Items listed in a dataset:
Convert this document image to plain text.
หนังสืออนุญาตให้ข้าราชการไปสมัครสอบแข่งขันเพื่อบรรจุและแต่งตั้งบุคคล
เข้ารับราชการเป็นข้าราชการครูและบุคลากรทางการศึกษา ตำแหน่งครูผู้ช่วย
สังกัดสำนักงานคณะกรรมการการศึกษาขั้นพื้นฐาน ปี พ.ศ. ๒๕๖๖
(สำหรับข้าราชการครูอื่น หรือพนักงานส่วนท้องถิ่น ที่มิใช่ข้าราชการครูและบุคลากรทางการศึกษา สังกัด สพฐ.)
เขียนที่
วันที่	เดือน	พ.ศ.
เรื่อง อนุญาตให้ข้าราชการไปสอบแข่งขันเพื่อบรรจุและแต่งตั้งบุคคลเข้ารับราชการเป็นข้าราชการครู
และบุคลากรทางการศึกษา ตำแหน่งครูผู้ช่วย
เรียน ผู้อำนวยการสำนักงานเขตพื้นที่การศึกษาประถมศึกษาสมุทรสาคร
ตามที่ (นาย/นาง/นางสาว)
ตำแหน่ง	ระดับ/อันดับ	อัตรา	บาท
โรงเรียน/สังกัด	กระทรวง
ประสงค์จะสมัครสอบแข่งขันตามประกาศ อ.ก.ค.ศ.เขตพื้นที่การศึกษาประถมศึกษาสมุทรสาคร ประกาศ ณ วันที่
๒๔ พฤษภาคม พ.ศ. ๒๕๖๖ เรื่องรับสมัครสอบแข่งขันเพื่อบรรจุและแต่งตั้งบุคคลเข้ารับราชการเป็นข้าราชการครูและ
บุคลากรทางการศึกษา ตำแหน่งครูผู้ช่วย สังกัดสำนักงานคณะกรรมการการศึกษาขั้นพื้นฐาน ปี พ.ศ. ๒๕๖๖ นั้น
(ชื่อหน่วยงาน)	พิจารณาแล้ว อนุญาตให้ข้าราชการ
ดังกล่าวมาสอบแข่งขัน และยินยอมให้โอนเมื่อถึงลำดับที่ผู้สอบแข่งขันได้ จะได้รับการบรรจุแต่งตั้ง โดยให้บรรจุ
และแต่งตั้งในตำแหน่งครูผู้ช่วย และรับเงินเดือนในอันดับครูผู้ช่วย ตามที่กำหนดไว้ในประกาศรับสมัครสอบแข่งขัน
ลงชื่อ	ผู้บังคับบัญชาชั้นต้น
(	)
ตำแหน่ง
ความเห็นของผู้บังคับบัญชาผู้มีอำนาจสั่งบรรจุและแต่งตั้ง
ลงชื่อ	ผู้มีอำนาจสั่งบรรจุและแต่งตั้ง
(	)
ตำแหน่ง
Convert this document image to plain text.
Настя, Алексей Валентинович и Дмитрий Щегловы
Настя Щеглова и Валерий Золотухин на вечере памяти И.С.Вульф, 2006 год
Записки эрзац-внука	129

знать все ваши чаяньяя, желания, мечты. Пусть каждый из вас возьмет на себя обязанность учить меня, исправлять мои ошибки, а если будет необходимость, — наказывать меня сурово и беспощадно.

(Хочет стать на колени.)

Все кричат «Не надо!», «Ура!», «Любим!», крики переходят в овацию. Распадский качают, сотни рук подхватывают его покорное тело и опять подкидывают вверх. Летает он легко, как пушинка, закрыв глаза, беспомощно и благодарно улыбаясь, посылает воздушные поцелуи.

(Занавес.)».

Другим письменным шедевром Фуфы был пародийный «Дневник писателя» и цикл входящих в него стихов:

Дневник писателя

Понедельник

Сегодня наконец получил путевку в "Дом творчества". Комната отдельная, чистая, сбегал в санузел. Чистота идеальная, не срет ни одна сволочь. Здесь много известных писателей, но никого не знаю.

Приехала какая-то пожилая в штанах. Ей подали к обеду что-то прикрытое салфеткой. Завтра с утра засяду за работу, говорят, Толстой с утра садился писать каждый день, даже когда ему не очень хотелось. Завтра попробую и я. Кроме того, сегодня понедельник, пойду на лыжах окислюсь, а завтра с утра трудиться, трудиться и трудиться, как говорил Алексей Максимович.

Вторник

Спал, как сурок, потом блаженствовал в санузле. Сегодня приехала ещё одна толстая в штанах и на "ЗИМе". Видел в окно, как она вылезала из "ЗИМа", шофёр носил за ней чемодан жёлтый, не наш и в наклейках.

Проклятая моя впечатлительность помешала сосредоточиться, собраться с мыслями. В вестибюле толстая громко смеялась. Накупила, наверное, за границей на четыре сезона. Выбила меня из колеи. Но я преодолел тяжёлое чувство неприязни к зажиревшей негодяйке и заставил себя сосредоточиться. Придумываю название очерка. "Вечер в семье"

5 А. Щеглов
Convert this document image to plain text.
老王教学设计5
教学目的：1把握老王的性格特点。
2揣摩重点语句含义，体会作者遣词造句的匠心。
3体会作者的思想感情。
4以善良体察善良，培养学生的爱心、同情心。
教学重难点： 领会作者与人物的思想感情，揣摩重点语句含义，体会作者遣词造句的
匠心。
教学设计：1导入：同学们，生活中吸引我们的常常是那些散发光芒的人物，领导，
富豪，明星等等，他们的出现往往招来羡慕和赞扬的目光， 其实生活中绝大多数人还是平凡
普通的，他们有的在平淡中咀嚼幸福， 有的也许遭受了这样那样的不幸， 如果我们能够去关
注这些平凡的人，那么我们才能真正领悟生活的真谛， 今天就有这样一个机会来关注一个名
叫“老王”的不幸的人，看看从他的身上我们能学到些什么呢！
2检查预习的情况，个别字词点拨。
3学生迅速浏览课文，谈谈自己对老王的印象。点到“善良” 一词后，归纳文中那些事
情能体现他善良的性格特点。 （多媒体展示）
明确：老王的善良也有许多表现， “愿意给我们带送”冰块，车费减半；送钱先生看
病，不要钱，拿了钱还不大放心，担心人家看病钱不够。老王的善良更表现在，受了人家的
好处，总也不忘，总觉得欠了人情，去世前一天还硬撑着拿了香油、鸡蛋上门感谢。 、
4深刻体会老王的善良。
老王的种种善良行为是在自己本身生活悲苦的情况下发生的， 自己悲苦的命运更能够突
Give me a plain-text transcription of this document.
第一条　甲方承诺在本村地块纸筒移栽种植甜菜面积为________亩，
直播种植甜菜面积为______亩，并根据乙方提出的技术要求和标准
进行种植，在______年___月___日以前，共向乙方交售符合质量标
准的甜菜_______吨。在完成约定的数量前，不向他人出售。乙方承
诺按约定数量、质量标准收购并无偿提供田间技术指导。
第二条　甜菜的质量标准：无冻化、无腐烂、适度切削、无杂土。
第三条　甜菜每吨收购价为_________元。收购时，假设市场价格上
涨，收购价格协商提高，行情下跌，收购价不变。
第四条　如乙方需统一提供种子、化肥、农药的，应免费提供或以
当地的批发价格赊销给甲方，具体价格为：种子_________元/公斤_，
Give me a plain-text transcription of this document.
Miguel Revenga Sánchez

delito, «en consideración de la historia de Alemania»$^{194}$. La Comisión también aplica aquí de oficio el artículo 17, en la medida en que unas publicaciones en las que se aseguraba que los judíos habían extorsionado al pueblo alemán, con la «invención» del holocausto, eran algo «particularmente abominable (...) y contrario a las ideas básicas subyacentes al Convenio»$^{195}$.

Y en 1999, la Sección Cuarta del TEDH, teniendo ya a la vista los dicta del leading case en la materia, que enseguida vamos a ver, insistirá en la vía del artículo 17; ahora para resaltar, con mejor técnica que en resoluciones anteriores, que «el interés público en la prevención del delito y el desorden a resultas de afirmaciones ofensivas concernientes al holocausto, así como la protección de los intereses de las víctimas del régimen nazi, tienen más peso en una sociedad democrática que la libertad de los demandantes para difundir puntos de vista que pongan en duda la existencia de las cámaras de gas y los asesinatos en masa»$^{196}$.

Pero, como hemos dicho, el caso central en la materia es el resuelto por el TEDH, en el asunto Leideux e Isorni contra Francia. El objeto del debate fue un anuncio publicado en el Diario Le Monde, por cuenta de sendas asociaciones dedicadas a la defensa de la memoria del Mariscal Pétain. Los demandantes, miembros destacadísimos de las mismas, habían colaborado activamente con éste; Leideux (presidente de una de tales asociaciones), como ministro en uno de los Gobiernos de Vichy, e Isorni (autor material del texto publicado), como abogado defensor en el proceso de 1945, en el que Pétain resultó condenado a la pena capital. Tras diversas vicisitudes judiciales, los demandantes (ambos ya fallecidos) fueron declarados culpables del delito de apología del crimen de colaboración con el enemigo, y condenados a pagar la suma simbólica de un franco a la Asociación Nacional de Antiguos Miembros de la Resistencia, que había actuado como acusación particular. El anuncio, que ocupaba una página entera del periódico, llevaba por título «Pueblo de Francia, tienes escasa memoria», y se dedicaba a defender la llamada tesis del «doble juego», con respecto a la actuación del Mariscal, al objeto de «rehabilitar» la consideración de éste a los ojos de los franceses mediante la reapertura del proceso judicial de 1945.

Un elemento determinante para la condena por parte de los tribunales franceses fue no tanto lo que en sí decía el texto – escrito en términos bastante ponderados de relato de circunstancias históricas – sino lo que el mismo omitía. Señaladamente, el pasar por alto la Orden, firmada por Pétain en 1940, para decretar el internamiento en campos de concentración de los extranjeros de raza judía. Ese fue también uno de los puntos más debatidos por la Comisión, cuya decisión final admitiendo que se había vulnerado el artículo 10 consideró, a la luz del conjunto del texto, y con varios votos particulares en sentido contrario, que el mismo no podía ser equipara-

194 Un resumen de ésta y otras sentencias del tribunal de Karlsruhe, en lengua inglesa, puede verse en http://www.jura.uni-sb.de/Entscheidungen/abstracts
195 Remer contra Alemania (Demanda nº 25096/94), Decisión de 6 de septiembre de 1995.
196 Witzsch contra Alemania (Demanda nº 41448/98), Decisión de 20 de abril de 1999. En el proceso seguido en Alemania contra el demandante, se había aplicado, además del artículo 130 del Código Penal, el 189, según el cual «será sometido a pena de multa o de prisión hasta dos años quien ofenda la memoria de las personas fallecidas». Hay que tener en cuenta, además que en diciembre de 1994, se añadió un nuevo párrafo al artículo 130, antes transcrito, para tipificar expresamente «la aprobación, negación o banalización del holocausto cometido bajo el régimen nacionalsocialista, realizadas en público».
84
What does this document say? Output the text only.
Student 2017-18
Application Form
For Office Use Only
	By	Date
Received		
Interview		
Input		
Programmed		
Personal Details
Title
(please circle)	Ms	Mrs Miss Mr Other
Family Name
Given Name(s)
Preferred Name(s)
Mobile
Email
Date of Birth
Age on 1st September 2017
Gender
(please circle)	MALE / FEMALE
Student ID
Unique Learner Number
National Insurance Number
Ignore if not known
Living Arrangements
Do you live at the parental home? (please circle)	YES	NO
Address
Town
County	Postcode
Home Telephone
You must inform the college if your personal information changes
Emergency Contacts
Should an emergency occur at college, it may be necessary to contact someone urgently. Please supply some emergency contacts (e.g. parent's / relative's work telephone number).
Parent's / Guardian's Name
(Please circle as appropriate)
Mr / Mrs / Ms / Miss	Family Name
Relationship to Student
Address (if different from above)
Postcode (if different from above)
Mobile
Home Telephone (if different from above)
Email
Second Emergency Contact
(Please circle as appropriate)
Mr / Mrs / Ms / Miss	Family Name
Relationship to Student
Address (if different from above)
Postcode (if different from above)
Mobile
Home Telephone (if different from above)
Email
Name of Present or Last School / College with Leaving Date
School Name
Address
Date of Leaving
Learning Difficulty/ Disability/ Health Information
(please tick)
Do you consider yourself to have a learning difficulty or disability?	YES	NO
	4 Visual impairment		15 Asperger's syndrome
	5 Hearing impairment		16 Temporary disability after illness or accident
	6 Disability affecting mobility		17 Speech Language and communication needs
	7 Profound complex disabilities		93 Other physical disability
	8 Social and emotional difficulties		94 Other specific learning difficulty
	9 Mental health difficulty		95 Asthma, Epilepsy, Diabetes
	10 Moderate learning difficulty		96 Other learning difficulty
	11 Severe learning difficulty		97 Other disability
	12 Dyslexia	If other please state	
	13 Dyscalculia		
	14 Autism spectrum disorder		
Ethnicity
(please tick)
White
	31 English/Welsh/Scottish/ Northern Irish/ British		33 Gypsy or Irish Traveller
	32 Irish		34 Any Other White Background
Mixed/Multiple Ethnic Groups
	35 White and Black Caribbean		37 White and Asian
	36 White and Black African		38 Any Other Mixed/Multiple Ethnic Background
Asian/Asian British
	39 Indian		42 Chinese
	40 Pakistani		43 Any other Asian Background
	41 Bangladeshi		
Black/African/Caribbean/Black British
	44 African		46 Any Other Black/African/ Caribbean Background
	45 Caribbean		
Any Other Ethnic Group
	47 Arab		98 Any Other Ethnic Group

__Requirement__: Go through the preceding material and copy each line that has the word "งบรรจ".

__Response to this task__:
ความเห็นของผู้บังคับบัญชาผู้มีอำนาจสั่งบรรจุและแต่งตั้ง
ลงชื่อ	ผู้มีอำนาจสั่งบรรจุและแต่งตั้ง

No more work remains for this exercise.